** start of Data for this exercise **

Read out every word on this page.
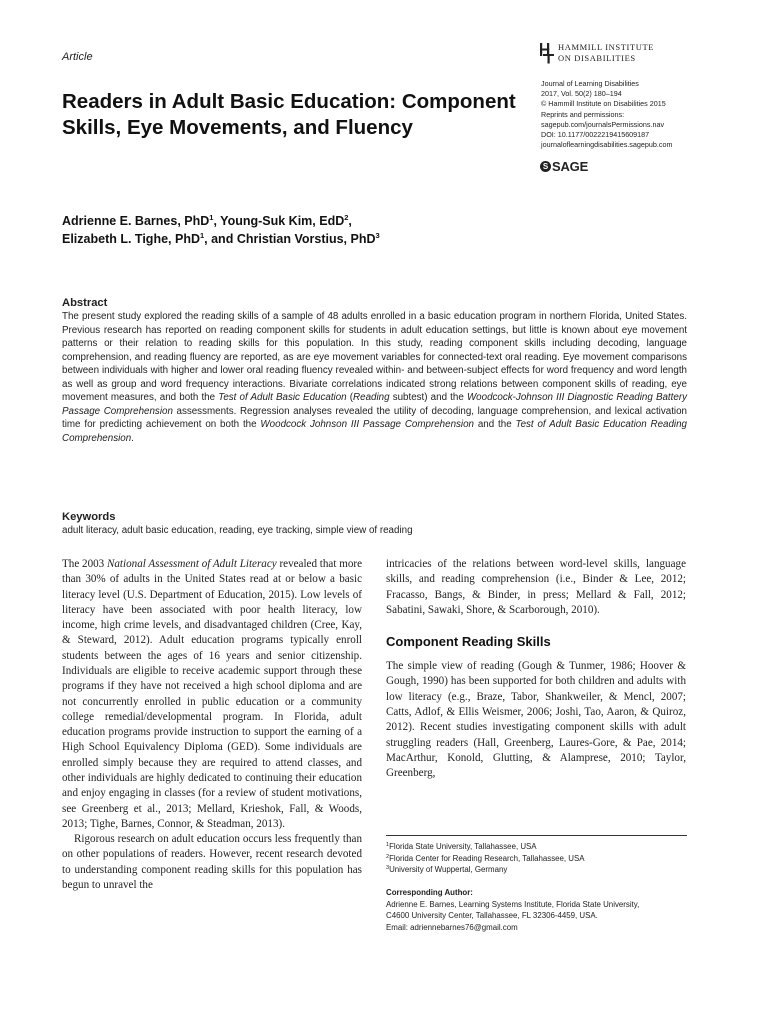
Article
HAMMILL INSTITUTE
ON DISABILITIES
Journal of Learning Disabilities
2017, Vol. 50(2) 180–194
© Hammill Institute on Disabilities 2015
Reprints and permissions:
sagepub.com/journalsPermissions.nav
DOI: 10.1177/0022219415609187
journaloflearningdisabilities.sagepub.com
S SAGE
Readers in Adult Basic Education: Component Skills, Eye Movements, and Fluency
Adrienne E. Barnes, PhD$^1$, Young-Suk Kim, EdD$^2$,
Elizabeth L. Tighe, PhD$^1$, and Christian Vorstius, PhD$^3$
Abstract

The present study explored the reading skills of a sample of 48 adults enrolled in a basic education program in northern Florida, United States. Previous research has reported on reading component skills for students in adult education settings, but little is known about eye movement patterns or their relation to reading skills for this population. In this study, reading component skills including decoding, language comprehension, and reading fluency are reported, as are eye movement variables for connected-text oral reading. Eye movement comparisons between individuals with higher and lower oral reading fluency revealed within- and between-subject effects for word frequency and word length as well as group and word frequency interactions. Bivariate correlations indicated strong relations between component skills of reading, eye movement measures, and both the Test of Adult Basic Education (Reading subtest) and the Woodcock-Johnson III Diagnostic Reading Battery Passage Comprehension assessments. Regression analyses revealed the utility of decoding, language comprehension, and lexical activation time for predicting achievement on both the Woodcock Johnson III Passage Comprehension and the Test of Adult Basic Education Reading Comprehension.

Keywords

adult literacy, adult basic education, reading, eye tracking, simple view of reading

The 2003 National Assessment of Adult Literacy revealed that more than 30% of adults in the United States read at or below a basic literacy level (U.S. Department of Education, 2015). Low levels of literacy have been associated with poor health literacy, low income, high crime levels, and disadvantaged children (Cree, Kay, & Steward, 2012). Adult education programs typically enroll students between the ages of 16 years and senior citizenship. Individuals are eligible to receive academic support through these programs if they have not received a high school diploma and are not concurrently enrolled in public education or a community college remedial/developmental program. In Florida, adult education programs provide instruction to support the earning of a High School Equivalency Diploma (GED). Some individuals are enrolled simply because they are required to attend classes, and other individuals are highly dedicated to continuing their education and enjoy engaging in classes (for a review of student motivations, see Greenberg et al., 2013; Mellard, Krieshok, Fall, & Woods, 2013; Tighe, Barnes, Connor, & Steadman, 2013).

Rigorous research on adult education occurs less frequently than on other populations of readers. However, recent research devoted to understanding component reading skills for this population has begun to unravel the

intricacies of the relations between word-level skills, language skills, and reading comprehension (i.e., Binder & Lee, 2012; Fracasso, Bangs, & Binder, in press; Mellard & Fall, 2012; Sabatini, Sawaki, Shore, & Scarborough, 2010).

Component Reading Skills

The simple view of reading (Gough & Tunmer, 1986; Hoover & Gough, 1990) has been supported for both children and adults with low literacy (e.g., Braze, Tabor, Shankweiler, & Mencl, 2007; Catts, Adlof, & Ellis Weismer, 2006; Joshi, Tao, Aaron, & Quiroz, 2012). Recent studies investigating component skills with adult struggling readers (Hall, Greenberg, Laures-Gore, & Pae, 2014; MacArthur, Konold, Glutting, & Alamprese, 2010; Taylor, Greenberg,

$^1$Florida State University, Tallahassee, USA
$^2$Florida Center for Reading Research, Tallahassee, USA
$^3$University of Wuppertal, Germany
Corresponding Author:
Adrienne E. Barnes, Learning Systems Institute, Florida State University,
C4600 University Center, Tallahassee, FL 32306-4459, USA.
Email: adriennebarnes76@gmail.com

** end of Data for this exercise **

Without the pictures, retype the whole of the material above exactly.

## The solution:
Read out every word on this page.
Article
HAMMILL INSTITUTE
ON DISABILITIES
Journal of Learning Disabilities
2017, Vol. 50(2) 180–194
© Hammill Institute on Disabilities 2015
Reprints and permissions:
sagepub.com/journalsPermissions.nav
DOI: 10.1177/0022219415609187
journaloflearningdisabilities.sagepub.com
S SAGE
Readers in Adult Basic Education: Component Skills, Eye Movements, and Fluency
Adrienne E. Barnes, PhD$^1$, Young-Suk Kim, EdD$^2$,
Elizabeth L. Tighe, PhD$^1$, and Christian Vorstius, PhD$^3$
Abstract

The present study explored the reading skills of a sample of 48 adults enrolled in a basic education program in northern Florida, United States. Previous research has reported on reading component skills for students in adult education settings, but little is known about eye movement patterns or their relation to reading skills for this population. In this study, reading component skills including decoding, language comprehension, and reading fluency are reported, as are eye movement variables for connected-text oral reading. Eye movement comparisons between individuals with higher and lower oral reading fluency revealed within- and between-subject effects for word frequency and word length as well as group and word frequency interactions. Bivariate correlations indicated strong relations between component skills of reading, eye movement measures, and both the Test of Adult Basic Education (Reading subtest) and the Woodcock-Johnson III Diagnostic Reading Battery Passage Comprehension assessments. Regression analyses revealed the utility of decoding, language comprehension, and lexical activation time for predicting achievement on both the Woodcock Johnson III Passage Comprehension and the Test of Adult Basic Education Reading Comprehension.

Keywords

adult literacy, adult basic education, reading, eye tracking, simple view of reading

The 2003 National Assessment of Adult Literacy revealed that more than 30% of adults in the United States read at or below a basic literacy level (U.S. Department of Education, 2015). Low levels of literacy have been associated with poor health literacy, low income, high crime levels, and disadvantaged children (Cree, Kay, & Steward, 2012). Adult education programs typically enroll students between the ages of 16 years and senior citizenship. Individuals are eligible to receive academic support through these programs if they have not received a high school diploma and are not concurrently enrolled in public education or a community college remedial/developmental program. In Florida, adult education programs provide instruction to support the earning of a High School Equivalency Diploma (GED). Some individuals are enrolled simply because they are required to attend classes, and other individuals are highly dedicated to continuing their education and enjoy engaging in classes (for a review of student motivations, see Greenberg et al., 2013; Mellard, Krieshok, Fall, & Woods, 2013; Tighe, Barnes, Connor, & Steadman, 2013).

Rigorous research on adult education occurs less frequently than on other populations of readers. However, recent research devoted to understanding component reading skills for this population has begun to unravel the

intricacies of the relations between word-level skills, language skills, and reading comprehension (i.e., Binder & Lee, 2012; Fracasso, Bangs, & Binder, in press; Mellard & Fall, 2012; Sabatini, Sawaki, Shore, & Scarborough, 2010).

Component Reading Skills

The simple view of reading (Gough & Tunmer, 1986; Hoover & Gough, 1990) has been supported for both children and adults with low literacy (e.g., Braze, Tabor, Shankweiler, & Mencl, 2007; Catts, Adlof, & Ellis Weismer, 2006; Joshi, Tao, Aaron, & Quiroz, 2012). Recent studies investigating component skills with adult struggling readers (Hall, Greenberg, Laures-Gore, & Pae, 2014; MacArthur, Konold, Glutting, & Alamprese, 2010; Taylor, Greenberg,

$^1$Florida State University, Tallahassee, USA
$^2$Florida Center for Reading Research, Tallahassee, USA
$^3$University of Wuppertal, Germany
Corresponding Author:
Adrienne E. Barnes, Learning Systems Institute, Florida State University,
C4600 University Center, Tallahassee, FL 32306-4459, USA.
Email: adriennebarnes76@gmail.com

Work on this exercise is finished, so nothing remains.